━━ INPUT

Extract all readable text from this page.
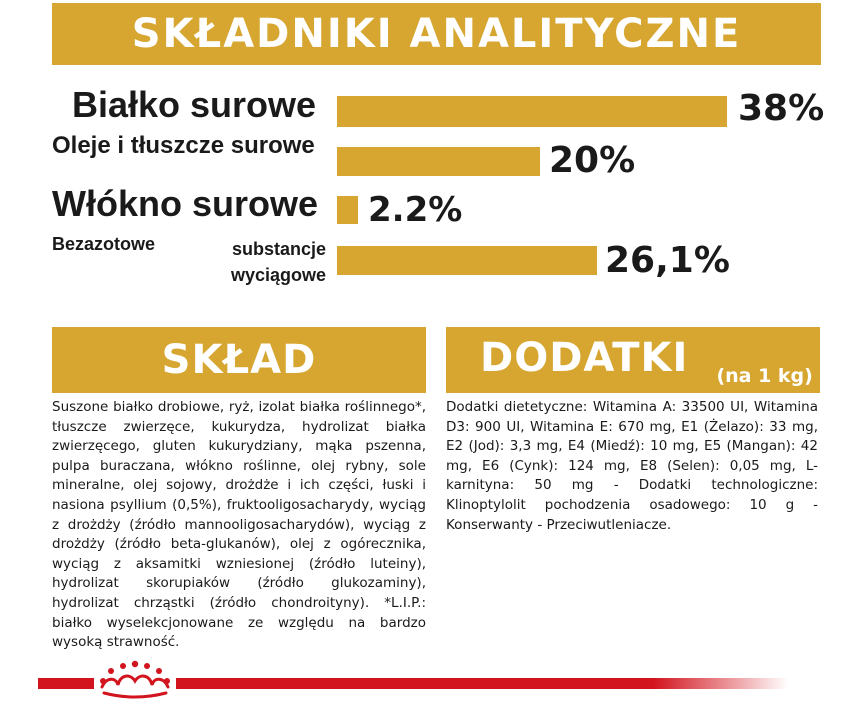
SKŁADNIKI ANALITYCZNE
Białko surowe	38%
Oleje i tłuszcze surowe	20%
Włókno surowe 2.2%
Bezazotowe	substancje wyciągowe	26,1%
SKŁAD
Suszone białko drobiowe, ryż, izolat białka roślinnego*, tłuszcze zwierzęce, kukurydza, hydrolizat białka zwierzęcego, gluten kukurydziany, mąka pszenna, pulpa buraczana, włókno roślinne, olej rybny, sole mineralne, olej sojowy, drożdże i ich części, łuski i nasiona psyllium (0,5%), fruktooligosacharydy, wyciąg z drożdży (źródło mannooligosacharydów), wyciąg z drożdży (źródło beta-glukanów), olej z ogórecznika, wyciąg z aksamitki wzniesionej (źródło luteiny), hydrolizat skorupiaków (źródło glukozaminy), hydrolizat chrząstki (źródło chondroityny). *L.I.P.: białko wyselekcjonowane ze względu na bardzo wysoką strawność.
DODATKI (na 1 kg)
Dodatki dietetyczne: Witamina A: 33500 UI, Witamina D3: 900 UI, Witamina E: 670 mg, E1 (Żelazo): 33 mg, E2 (Jod): 3,3 mg, E4 (Miedź): 10 mg, E5 (Mangan): 42 mg, E6 (Cynk): 124 mg, E8 (Selen): 0,05 mg, L-karnityna: 50 mg - Dodatki technologiczne: Klinoptylolit pochodzenia osadowego: 10 g - Konserwanty - Przeciwutleniacze.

━━━━

## [WHAT IS BEING ASKED]
Check each line above for the word "surowe" and copy the ones that have it.

## [EXERCISE ANSWER]
Białko surowe	38%
Oleje i tłuszcze surowe	20%
Włókno surowe 2.2%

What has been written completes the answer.